■ Task prompt ■
Exclude the pictures, then copy all remaining records exactly.

Data records
┌──
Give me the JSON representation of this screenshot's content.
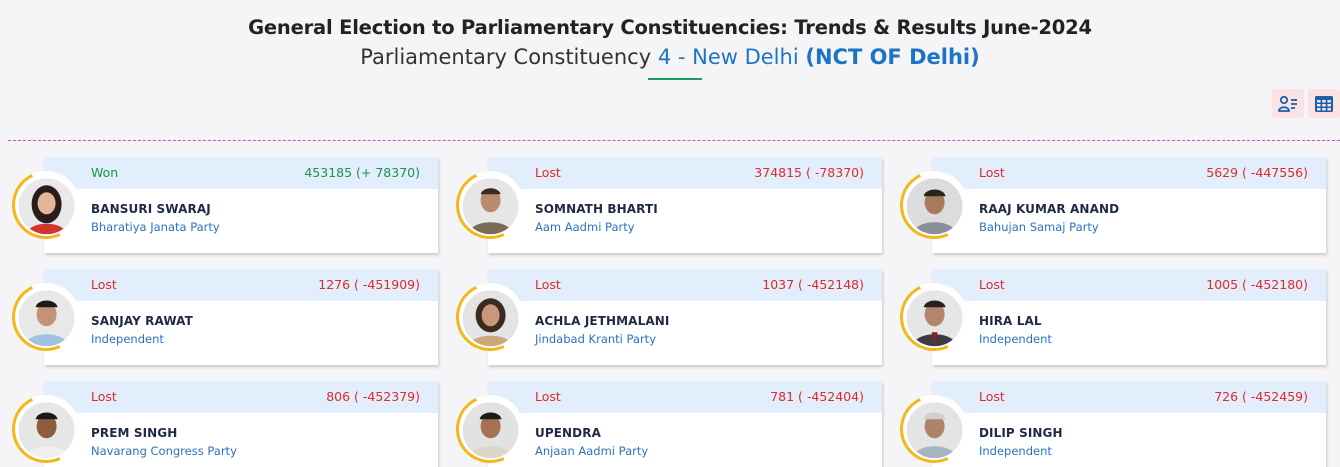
{
  "header": {
    "title": "General Election to Parliamentary Constituencies: Trends & Results June-2024",
    "subtitle_prefix": "Parliamentary Constituency",
    "constituency": "4 - New Delhi",
    "state": "(NCT OF Delhi)"
  },
  "toolbar": {
    "icons": [
      "candidate-list-icon",
      "table-grid-icon"
    ]
  },
  "colors": {
    "won": "#1a9448",
    "lost": "#e02a2a",
    "accent_blue": "#1d74c4",
    "photo_ring": "#f3b71c",
    "card_band": "#e2eefb",
    "divider": "#d94db8"
  },
  "candidates": [
    {
      "status": "Won",
      "votes": "453185 (+ 78370)",
      "name": "BANSURI SWARAJ",
      "party": "Bharatiya Janata Party"
    },
    {
      "status": "Lost",
      "votes": "374815 ( -78370)",
      "name": "SOMNATH BHARTI",
      "party": "Aam Aadmi Party"
    },
    {
      "status": "Lost",
      "votes": "5629 ( -447556)",
      "name": "RAAJ KUMAR ANAND",
      "party": "Bahujan Samaj Party"
    },
    {
      "status": "Lost",
      "votes": "1276 ( -451909)",
      "name": "SANJAY RAWAT",
      "party": "Independent"
    },
    {
      "status": "Lost",
      "votes": "1037 ( -452148)",
      "name": "ACHLA JETHMALANI",
      "party": "Jindabad Kranti Party"
    },
    {
      "status": "Lost",
      "votes": "1005 ( -452180)",
      "name": "HIRA LAL",
      "party": "Independent"
    },
    {
      "status": "Lost",
      "votes": "806 ( -452379)",
      "name": "PREM SINGH",
      "party": "Navarang Congress Party"
    },
    {
      "status": "Lost",
      "votes": "781 ( -452404)",
      "name": "UPENDRA",
      "party": "Anjaan Aadmi Party"
    },
    {
      "status": "Lost",
      "votes": "726 ( -452459)",
      "name": "DILIP SINGH",
      "party": "Independent"
    }
  ]
}
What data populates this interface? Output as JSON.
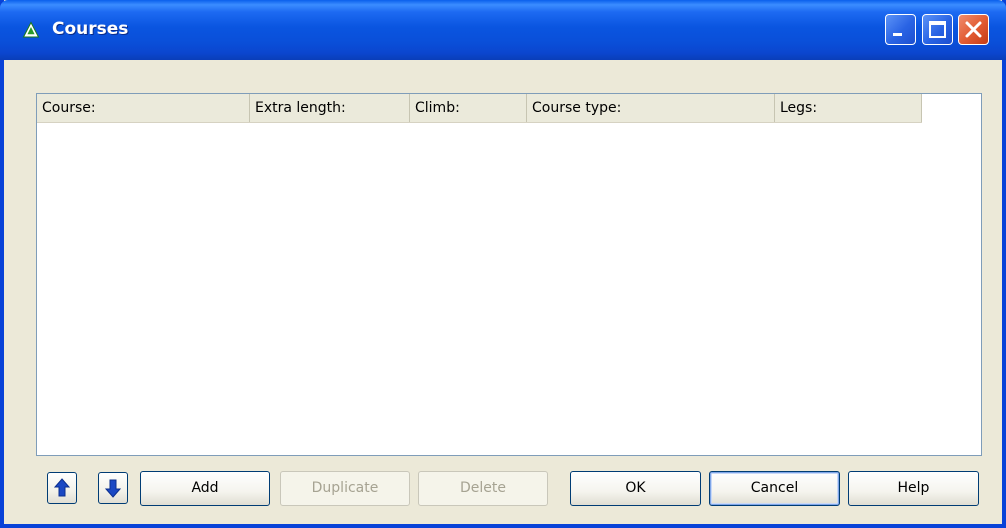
{
  "window": {
    "title": "Courses",
    "app_icon": "orienteering-app-icon",
    "controls": [
      "minimize-icon",
      "maximize-icon",
      "close-icon"
    ]
  },
  "list": {
    "columns": [
      {
        "label": "Course:"
      },
      {
        "label": "Extra length:"
      },
      {
        "label": "Climb:"
      },
      {
        "label": "Course type:"
      },
      {
        "label": "Legs:"
      }
    ],
    "rows": []
  },
  "buttons": {
    "move_up_icon": "arrow-up-icon",
    "move_down_icon": "arrow-down-icon",
    "add": {
      "label": "Add",
      "enabled": true
    },
    "duplicate": {
      "label": "Duplicate",
      "enabled": false
    },
    "delete": {
      "label": "Delete",
      "enabled": false
    },
    "ok": {
      "label": "OK",
      "enabled": true
    },
    "cancel": {
      "label": "Cancel",
      "enabled": true
    },
    "help": {
      "label": "Help",
      "enabled": true
    }
  },
  "colors": {
    "titlebar": "#0a55e0",
    "window_bg": "#ece9d8",
    "arrow": "#1a48c4"
  }
}
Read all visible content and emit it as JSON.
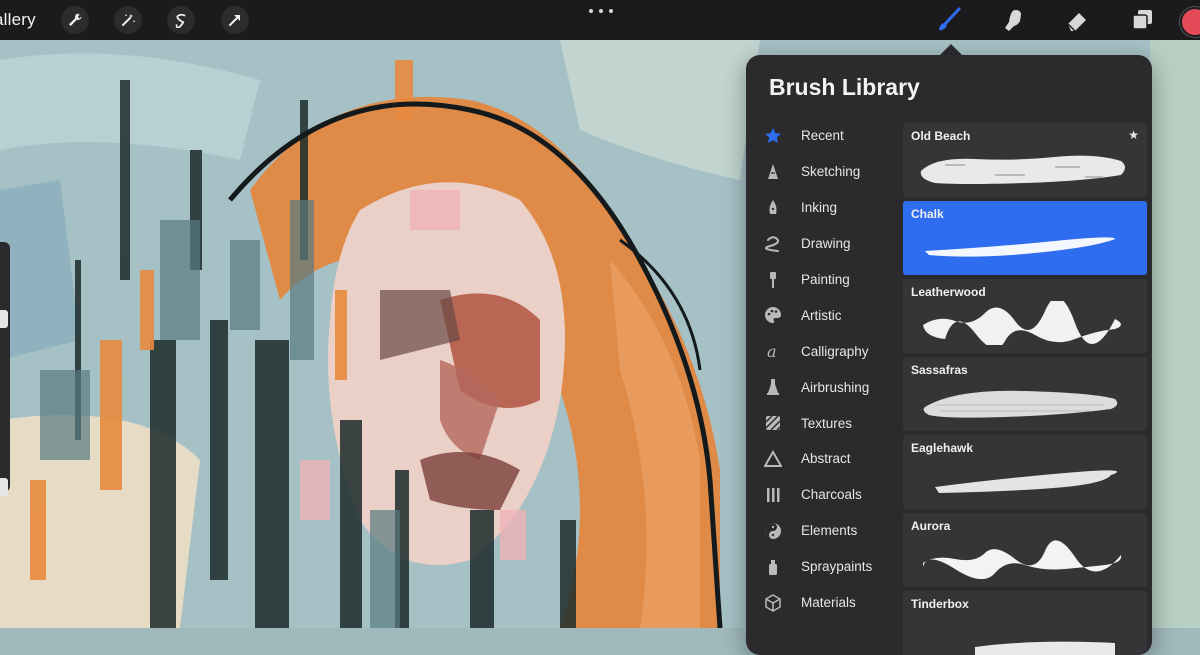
{
  "toolbar": {
    "gallery_label": "allery",
    "left_tools": [
      {
        "name": "actions-wrench-icon"
      },
      {
        "name": "adjustments-wand-icon"
      },
      {
        "name": "selection-s-icon"
      },
      {
        "name": "transform-arrow-icon"
      }
    ],
    "right_tools": [
      {
        "name": "brush-icon",
        "active": true
      },
      {
        "name": "smudge-icon"
      },
      {
        "name": "eraser-icon"
      },
      {
        "name": "layers-icon"
      }
    ],
    "current_color": "#e24a57",
    "accent_color": "#2f6df0"
  },
  "brush_library": {
    "title": "Brush Library",
    "categories": [
      {
        "label": "Recent",
        "icon": "star-icon"
      },
      {
        "label": "Sketching",
        "icon": "pencil-tip-icon"
      },
      {
        "label": "Inking",
        "icon": "ink-nib-icon"
      },
      {
        "label": "Drawing",
        "icon": "squiggle-icon"
      },
      {
        "label": "Painting",
        "icon": "paintbrush-icon"
      },
      {
        "label": "Artistic",
        "icon": "palette-icon"
      },
      {
        "label": "Calligraphy",
        "icon": "calligraphy-a-icon"
      },
      {
        "label": "Airbrushing",
        "icon": "airbrush-icon"
      },
      {
        "label": "Textures",
        "icon": "texture-hatch-icon"
      },
      {
        "label": "Abstract",
        "icon": "triangle-icon"
      },
      {
        "label": "Charcoals",
        "icon": "charcoal-bars-icon"
      },
      {
        "label": "Elements",
        "icon": "yin-yang-icon"
      },
      {
        "label": "Spraypaints",
        "icon": "spraycan-icon"
      },
      {
        "label": "Materials",
        "icon": "cube-icon"
      }
    ],
    "brushes": [
      {
        "name": "Old Beach",
        "favorite": true,
        "selected": false
      },
      {
        "name": "Chalk",
        "favorite": false,
        "selected": true
      },
      {
        "name": "Leatherwood",
        "favorite": false,
        "selected": false
      },
      {
        "name": "Sassafras",
        "favorite": false,
        "selected": false
      },
      {
        "name": "Eaglehawk",
        "favorite": false,
        "selected": false
      },
      {
        "name": "Aurora",
        "favorite": false,
        "selected": false
      },
      {
        "name": "Tinderbox",
        "favorite": false,
        "selected": false
      }
    ],
    "favorite_mark": "★"
  }
}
└──
■ Reply ■
Give me the JSON representation of this screenshot's content.
{
  "header": {
    "title": "General Election to Parliamentary Constituencies: Trends & Results June-2024",
    "subtitle_prefix": "Parliamentary Constituency",
    "constituency": "4 - New Delhi",
    "state": "(NCT OF Delhi)"
  },
  "toolbar": {
    "icons": [
      "candidate-list-icon",
      "table-grid-icon"
    ]
  },
  "colors": {
    "won": "#1a9448",
    "lost": "#e02a2a",
    "accent_blue": "#1d74c4",
    "photo_ring": "#f3b71c",
    "card_band": "#e2eefb",
    "divider": "#d94db8"
  },
  "candidates": [
    {
      "status": "Won",
      "votes": "453185 (+ 78370)",
      "name": "BANSURI SWARAJ",
      "party": "Bharatiya Janata Party"
    },
    {
      "status": "Lost",
      "votes": "374815 ( -78370)",
      "name": "SOMNATH BHARTI",
      "party": "Aam Aadmi Party"
    },
    {
      "status": "Lost",
      "votes": "5629 ( -447556)",
      "name": "RAAJ KUMAR ANAND",
      "party": "Bahujan Samaj Party"
    },
    {
      "status": "Lost",
      "votes": "1276 ( -451909)",
      "name": "SANJAY RAWAT",
      "party": "Independent"
    },
    {
      "status": "Lost",
      "votes": "1037 ( -452148)",
      "name": "ACHLA JETHMALANI",
      "party": "Jindabad Kranti Party"
    },
    {
      "status": "Lost",
      "votes": "1005 ( -452180)",
      "name": "HIRA LAL",
      "party": "Independent"
    },
    {
      "status": "Lost",
      "votes": "806 ( -452379)",
      "name": "PREM SINGH",
      "party": "Navarang Congress Party"
    },
    {
      "status": "Lost",
      "votes": "781 ( -452404)",
      "name": "UPENDRA",
      "party": "Anjaan Aadmi Party"
    },
    {
      "status": "Lost",
      "votes": "726 ( -452459)",
      "name": "DILIP SINGH",
      "party": "Independent"
    }
  ]
}
What data populates this interface? Output as JSON.
{
  "window": {
    "title": "Courses",
    "app_icon": "orienteering-app-icon",
    "controls": [
      "minimize-icon",
      "maximize-icon",
      "close-icon"
    ]
  },
  "list": {
    "columns": [
      {
        "label": "Course:"
      },
      {
        "label": "Extra length:"
      },
      {
        "label": "Climb:"
      },
      {
        "label": "Course type:"
      },
      {
        "label": "Legs:"
      }
    ],
    "rows": []
  },
  "buttons": {
    "move_up_icon": "arrow-up-icon",
    "move_down_icon": "arrow-down-icon",
    "add": {
      "label": "Add",
      "enabled": true
    },
    "duplicate": {
      "label": "Duplicate",
      "enabled": false
    },
    "delete": {
      "label": "Delete",
      "enabled": false
    },
    "ok": {
      "label": "OK",
      "enabled": true
    },
    "cancel": {
      "label": "Cancel",
      "enabled": true
    },
    "help": {
      "label": "Help",
      "enabled": true
    }
  },
  "colors": {
    "titlebar": "#0a55e0",
    "window_bg": "#ece9d8",
    "arrow": "#1a48c4"
  }
}
Read all visible content and emit it as JSON.
{
  "toolbar": {
    "gallery_label": "allery",
    "left_tools": [
      {
        "name": "actions-wrench-icon"
      },
      {
        "name": "adjustments-wand-icon"
      },
      {
        "name": "selection-s-icon"
      },
      {
        "name": "transform-arrow-icon"
      }
    ],
    "right_tools": [
      {
        "name": "brush-icon",
        "active": true
      },
      {
        "name": "smudge-icon"
      },
      {
        "name": "eraser-icon"
      },
      {
        "name": "layers-icon"
      }
    ],
    "current_color": "#e24a57",
    "accent_color": "#2f6df0"
  },
  "brush_library": {
    "title": "Brush Library",
    "categories": [
      {
        "label": "Recent",
        "icon": "star-icon"
      },
      {
        "label": "Sketching",
        "icon": "pencil-tip-icon"
      },
      {
        "label": "Inking",
        "icon": "ink-nib-icon"
      },
      {
        "label": "Drawing",
        "icon": "squiggle-icon"
      },
      {
        "label": "Painting",
        "icon": "paintbrush-icon"
      },
      {
        "label": "Artistic",
        "icon": "palette-icon"
      },
      {
        "label": "Calligraphy",
        "icon": "calligraphy-a-icon"
      },
      {
        "label": "Airbrushing",
        "icon": "airbrush-icon"
      },
      {
        "label": "Textures",
        "icon": "texture-hatch-icon"
      },
      {
        "label": "Abstract",
        "icon": "triangle-icon"
      },
      {
        "label": "Charcoals",
        "icon": "charcoal-bars-icon"
      },
      {
        "label": "Elements",
        "icon": "yin-yang-icon"
      },
      {
        "label": "Spraypaints",
        "icon": "spraycan-icon"
      },
      {
        "label": "Materials",
        "icon": "cube-icon"
      }
    ],
    "brushes": [
      {
        "name": "Old Beach",
        "favorite": true,
        "selected": false
      },
      {
        "name": "Chalk",
        "favorite": false,
        "selected": true
      },
      {
        "name": "Leatherwood",
        "favorite": false,
        "selected": false
      },
      {
        "name": "Sassafras",
        "favorite": false,
        "selected": false
      },
      {
        "name": "Eaglehawk",
        "favorite": false,
        "selected": false
      },
      {
        "name": "Aurora",
        "favorite": false,
        "selected": false
      },
      {
        "name": "Tinderbox",
        "favorite": false,
        "selected": false
      }
    ],
    "favorite_mark": "★"
  }
}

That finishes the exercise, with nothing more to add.